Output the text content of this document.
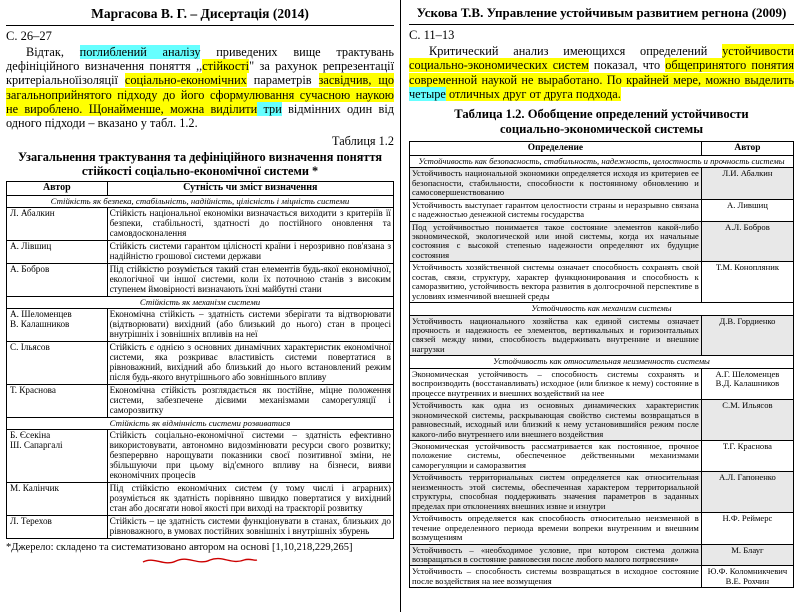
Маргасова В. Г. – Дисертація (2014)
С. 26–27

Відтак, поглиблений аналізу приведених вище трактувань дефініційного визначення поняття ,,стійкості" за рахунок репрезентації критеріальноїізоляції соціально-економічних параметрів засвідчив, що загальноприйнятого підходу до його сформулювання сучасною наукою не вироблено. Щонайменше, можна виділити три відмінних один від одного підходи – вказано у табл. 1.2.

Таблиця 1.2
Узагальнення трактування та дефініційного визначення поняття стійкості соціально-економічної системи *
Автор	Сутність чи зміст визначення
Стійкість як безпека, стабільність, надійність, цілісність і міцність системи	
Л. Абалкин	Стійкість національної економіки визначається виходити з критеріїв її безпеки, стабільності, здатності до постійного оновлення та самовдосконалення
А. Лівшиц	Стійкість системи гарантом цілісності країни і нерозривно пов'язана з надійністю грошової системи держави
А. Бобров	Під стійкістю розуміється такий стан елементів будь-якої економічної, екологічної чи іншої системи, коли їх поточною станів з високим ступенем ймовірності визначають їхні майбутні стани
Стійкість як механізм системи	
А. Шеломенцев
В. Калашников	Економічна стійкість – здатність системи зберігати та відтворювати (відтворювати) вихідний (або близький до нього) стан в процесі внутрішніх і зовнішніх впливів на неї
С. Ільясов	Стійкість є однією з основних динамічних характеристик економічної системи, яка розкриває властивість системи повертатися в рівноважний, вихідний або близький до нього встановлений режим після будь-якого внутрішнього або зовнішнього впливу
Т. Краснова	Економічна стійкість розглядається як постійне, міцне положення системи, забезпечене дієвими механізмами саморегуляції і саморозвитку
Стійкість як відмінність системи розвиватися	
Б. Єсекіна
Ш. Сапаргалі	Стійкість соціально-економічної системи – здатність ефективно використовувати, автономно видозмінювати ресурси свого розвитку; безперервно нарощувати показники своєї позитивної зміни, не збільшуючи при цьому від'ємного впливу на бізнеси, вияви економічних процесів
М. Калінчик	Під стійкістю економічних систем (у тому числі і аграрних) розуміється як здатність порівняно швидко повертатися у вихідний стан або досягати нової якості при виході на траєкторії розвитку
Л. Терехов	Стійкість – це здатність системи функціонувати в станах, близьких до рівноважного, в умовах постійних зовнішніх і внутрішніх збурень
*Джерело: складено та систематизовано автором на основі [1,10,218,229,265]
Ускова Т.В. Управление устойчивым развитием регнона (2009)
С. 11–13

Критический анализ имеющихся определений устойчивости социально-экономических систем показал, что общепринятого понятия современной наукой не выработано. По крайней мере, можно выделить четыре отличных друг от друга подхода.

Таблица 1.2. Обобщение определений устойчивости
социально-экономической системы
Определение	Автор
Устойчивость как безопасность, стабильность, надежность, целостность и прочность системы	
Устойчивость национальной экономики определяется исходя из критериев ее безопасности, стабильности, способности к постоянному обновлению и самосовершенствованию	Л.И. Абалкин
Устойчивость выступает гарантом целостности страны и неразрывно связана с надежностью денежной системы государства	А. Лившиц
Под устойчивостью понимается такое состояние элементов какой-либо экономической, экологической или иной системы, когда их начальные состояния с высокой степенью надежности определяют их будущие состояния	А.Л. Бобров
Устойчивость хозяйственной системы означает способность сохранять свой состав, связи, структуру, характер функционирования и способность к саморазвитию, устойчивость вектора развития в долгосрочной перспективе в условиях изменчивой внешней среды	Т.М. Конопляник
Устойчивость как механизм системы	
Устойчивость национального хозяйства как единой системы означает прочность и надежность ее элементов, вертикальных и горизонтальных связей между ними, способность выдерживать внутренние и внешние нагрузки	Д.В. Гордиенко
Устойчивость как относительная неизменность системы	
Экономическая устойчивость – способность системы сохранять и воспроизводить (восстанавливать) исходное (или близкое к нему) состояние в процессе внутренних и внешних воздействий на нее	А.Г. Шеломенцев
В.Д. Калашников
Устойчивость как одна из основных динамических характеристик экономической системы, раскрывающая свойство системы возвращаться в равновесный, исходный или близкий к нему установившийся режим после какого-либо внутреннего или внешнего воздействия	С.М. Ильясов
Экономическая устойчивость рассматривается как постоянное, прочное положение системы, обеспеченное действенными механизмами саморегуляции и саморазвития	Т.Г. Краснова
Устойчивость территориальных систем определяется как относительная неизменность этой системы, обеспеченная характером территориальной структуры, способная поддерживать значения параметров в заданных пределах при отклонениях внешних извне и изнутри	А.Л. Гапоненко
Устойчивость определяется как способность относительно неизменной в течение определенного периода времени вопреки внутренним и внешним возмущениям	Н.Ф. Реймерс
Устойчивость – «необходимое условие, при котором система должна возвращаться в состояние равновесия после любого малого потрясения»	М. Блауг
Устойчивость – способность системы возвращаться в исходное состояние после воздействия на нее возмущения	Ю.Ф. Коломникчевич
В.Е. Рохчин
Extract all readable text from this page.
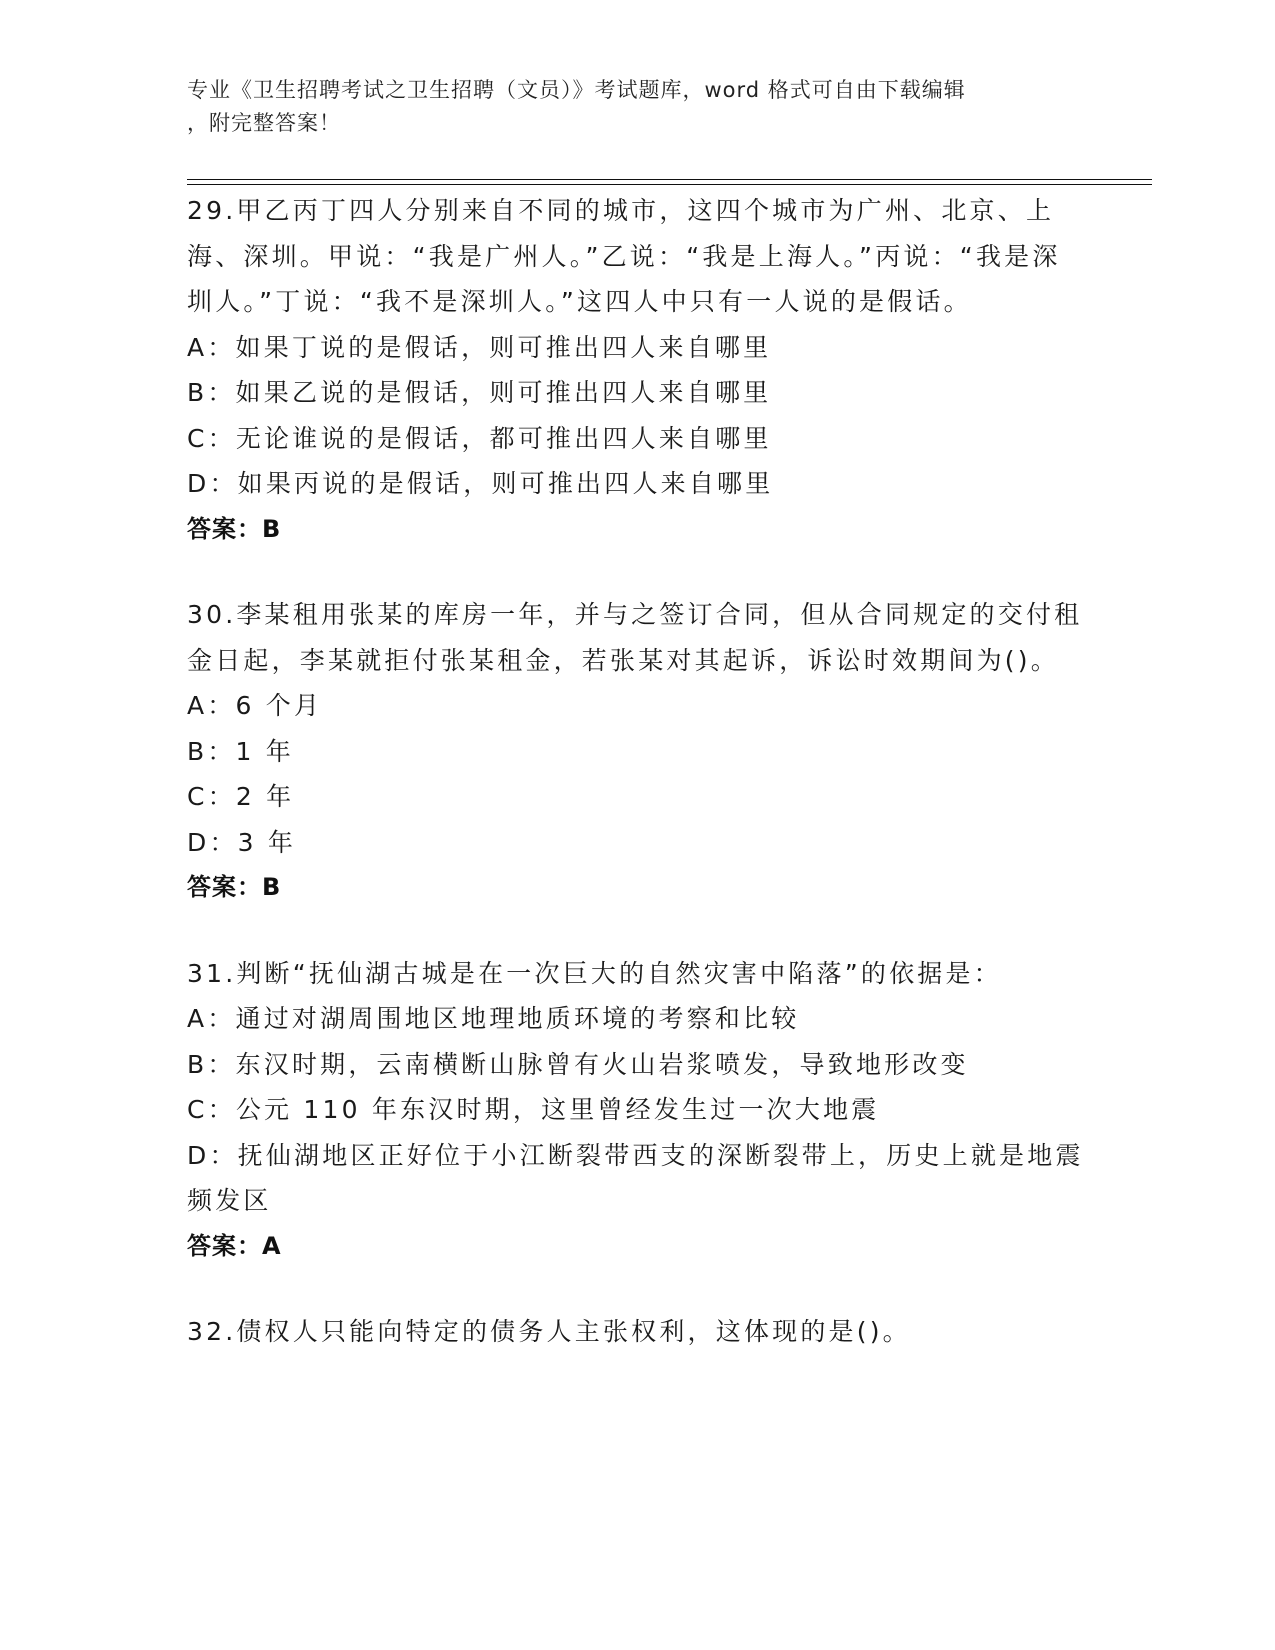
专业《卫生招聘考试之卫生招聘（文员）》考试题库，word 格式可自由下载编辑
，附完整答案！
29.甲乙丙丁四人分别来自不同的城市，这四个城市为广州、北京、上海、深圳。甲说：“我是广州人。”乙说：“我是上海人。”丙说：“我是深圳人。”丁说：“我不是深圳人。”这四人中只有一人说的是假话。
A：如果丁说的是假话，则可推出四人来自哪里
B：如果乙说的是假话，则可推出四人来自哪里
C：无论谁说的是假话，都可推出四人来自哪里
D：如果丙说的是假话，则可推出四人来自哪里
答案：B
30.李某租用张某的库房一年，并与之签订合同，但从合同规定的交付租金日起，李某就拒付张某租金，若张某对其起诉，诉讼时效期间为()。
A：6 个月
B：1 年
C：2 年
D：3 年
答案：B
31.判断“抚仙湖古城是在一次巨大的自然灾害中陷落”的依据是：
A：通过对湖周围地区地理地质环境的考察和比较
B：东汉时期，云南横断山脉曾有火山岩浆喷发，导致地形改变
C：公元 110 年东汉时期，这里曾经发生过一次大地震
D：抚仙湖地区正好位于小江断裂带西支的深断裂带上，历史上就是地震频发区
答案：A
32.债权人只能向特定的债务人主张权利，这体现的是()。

------------------------------

## Directive
Report each line of the material above where the word "прочность" appears.

## Exercise response
Устойчивость как безопасность, стабильность, надежность, целостность и прочность системы	
Устойчивость национального хозяйства как единой системы означает прочность и надежность ее элементов, вертикальных и горизонтальных связей между ними, способность выдерживать внутренние и внешние нагрузки	Д.В. Гордиенко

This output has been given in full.